## Exercise details
Copy every line in which the string "есть" occurs.
** START Extracted material **
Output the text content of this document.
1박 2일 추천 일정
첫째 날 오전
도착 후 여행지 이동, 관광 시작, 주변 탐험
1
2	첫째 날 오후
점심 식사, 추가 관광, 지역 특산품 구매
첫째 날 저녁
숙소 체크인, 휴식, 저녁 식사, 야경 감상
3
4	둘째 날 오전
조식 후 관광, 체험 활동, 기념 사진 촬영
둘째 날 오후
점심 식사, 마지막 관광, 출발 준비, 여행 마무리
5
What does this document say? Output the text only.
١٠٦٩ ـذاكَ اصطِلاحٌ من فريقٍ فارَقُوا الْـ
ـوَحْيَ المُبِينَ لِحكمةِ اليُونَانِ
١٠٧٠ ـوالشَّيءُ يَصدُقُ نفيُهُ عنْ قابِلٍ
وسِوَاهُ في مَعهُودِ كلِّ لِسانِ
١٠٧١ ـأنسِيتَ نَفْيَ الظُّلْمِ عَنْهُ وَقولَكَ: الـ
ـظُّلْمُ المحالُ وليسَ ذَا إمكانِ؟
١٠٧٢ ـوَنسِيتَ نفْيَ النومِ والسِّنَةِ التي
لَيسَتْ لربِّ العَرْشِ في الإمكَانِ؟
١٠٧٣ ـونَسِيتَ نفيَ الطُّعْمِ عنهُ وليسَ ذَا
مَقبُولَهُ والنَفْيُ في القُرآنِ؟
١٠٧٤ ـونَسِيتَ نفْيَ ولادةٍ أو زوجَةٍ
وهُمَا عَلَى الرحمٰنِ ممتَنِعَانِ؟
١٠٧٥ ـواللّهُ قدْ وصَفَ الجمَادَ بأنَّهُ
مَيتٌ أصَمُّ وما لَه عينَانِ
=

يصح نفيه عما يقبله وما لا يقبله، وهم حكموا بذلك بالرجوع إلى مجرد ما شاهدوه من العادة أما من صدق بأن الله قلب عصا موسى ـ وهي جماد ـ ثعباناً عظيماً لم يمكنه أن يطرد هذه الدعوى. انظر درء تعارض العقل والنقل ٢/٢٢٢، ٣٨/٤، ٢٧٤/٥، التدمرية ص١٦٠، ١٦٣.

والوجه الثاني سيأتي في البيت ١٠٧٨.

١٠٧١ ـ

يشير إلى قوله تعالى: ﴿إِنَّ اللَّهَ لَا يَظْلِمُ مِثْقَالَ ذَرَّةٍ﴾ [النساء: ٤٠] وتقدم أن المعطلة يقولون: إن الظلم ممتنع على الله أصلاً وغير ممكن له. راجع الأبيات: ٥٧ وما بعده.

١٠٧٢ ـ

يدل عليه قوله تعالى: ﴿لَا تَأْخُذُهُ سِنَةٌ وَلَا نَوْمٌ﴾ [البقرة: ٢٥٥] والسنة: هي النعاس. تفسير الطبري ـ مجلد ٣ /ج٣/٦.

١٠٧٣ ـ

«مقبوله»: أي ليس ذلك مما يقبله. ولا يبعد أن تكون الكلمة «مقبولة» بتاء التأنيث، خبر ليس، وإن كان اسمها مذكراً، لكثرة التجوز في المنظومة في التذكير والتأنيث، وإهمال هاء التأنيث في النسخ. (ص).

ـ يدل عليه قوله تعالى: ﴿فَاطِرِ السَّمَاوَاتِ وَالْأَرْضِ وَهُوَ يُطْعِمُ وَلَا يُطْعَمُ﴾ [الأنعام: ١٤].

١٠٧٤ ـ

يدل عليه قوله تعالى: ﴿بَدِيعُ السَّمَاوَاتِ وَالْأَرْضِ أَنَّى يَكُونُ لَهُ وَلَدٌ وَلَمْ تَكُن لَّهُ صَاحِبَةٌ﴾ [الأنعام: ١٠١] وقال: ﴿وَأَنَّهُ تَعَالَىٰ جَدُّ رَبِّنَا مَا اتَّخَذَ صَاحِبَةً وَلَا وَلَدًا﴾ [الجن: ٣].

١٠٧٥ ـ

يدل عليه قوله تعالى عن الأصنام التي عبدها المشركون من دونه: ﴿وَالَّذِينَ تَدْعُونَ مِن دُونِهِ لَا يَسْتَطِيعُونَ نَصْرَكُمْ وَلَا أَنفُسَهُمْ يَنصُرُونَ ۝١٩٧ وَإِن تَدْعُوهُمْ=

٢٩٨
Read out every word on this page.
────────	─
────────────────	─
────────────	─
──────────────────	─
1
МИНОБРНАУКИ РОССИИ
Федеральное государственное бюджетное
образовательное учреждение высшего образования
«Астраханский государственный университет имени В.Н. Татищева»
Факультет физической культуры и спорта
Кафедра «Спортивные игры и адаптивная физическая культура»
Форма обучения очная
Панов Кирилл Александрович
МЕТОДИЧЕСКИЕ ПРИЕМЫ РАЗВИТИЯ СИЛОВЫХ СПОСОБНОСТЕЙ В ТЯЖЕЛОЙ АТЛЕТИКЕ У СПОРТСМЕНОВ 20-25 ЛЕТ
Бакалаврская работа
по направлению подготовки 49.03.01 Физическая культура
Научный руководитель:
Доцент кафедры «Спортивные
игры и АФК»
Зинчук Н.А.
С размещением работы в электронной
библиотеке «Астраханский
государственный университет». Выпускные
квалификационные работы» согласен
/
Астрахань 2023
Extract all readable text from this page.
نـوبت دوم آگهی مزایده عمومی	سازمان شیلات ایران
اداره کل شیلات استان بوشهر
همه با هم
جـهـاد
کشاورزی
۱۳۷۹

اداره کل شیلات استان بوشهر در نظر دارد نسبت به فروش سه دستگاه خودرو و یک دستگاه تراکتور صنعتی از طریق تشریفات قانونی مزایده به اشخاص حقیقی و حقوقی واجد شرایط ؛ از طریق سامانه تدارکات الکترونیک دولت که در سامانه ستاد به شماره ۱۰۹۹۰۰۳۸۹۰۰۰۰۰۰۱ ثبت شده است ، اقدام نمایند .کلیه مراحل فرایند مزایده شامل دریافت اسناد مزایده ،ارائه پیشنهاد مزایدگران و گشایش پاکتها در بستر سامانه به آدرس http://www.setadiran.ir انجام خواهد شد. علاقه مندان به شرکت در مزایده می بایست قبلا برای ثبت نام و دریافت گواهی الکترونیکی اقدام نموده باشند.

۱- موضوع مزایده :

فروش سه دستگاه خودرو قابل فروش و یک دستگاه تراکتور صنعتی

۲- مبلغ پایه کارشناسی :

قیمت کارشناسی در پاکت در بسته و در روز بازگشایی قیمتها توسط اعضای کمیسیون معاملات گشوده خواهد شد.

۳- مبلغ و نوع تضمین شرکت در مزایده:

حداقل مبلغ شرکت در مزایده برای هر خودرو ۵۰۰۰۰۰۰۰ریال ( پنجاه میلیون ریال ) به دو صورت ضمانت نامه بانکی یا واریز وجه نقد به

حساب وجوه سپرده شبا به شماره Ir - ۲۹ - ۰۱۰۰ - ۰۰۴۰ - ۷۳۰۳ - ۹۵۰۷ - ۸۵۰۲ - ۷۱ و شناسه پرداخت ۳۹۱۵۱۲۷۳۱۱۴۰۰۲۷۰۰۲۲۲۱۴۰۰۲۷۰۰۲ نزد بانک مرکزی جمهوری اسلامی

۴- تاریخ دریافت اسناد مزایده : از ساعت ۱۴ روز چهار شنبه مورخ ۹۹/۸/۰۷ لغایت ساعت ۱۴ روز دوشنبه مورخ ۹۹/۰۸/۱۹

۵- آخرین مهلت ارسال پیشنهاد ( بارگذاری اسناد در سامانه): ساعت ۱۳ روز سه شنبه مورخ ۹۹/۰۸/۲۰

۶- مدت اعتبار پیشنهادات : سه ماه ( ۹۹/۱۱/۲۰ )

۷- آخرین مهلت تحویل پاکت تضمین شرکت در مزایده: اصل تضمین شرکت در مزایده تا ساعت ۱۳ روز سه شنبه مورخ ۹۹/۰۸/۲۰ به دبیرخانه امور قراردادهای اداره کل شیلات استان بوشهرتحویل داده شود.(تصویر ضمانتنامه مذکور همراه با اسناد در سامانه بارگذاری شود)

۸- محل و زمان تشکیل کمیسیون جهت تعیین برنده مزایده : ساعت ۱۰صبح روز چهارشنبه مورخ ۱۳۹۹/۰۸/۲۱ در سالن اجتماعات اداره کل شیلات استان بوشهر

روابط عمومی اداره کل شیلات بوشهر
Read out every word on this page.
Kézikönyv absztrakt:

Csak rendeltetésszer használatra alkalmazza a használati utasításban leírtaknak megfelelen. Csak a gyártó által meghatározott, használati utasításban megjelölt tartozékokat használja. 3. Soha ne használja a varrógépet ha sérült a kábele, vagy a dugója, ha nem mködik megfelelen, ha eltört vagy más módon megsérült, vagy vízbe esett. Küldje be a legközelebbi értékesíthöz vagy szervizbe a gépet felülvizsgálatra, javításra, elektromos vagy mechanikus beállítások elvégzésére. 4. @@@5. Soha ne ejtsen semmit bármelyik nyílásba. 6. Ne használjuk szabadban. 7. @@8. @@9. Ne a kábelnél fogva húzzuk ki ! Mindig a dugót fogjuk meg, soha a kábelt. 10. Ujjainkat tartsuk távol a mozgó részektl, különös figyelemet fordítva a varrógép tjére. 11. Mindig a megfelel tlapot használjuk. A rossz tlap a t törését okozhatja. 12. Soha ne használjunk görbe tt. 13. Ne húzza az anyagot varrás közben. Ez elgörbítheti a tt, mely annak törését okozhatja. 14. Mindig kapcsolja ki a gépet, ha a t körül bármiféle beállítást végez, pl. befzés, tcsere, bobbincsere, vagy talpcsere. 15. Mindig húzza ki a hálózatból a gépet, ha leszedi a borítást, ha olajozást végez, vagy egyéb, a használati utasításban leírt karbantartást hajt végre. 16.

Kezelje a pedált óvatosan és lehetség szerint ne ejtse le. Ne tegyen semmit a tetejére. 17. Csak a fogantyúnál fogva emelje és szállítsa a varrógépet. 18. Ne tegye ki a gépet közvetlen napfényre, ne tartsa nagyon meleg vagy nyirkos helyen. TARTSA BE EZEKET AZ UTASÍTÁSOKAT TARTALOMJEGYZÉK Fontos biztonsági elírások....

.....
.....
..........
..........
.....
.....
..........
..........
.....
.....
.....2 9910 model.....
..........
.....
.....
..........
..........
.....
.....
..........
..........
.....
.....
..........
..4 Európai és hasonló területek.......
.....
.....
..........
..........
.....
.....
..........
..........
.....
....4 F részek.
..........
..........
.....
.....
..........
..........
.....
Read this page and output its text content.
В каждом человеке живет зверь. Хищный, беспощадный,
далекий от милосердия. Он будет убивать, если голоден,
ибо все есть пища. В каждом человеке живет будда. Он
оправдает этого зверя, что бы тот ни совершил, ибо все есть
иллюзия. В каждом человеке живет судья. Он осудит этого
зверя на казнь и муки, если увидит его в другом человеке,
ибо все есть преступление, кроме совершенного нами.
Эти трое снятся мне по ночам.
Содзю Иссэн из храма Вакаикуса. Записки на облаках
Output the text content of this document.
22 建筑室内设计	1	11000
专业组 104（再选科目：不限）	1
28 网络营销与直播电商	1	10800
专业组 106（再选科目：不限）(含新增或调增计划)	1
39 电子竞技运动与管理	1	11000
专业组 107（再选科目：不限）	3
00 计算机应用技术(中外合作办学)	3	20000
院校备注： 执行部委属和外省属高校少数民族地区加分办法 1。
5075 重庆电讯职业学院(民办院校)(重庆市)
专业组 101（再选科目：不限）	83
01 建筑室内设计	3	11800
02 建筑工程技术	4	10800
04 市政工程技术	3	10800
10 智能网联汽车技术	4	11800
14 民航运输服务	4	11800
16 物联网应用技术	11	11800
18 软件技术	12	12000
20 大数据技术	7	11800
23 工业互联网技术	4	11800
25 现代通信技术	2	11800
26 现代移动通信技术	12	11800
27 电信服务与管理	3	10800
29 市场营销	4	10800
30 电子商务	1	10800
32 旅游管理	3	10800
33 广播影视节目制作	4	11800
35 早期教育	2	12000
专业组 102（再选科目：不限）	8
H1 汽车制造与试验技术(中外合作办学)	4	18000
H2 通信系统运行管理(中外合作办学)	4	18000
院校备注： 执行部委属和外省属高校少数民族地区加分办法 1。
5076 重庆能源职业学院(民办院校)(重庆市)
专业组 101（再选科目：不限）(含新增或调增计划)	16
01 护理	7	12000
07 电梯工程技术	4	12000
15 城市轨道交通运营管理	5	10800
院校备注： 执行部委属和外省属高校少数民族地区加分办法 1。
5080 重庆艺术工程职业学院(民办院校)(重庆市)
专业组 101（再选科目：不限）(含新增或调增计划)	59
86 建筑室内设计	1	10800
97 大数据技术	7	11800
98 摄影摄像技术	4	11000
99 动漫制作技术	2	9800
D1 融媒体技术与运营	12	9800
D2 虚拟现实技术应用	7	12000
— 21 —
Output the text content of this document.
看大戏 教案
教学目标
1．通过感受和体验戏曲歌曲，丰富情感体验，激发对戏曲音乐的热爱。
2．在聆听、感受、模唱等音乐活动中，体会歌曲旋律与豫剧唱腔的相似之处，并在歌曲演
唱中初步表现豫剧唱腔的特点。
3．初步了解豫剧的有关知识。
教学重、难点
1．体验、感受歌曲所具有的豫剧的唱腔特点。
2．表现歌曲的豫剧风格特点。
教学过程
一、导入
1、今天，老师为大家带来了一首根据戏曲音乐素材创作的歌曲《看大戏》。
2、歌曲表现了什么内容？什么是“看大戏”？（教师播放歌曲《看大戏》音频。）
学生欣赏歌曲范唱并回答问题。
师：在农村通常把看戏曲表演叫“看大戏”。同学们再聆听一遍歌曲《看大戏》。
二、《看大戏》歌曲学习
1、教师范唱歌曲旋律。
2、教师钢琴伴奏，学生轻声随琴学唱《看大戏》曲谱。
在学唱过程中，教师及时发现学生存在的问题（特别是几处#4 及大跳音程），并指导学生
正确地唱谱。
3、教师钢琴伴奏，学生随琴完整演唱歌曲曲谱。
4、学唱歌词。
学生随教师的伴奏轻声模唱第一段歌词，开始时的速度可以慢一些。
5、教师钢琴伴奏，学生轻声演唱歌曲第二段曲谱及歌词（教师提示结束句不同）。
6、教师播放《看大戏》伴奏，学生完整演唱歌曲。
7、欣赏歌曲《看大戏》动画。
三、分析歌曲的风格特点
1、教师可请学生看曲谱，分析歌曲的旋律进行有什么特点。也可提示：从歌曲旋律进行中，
** END Extracted material **
## Reply to the exercise
ибо все есть пища. В каждом человеке живет будда. Он
оправдает этого зверя, что бы тот ни совершил, ибо все есть
ибо все есть преступление, кроме совершенного нами.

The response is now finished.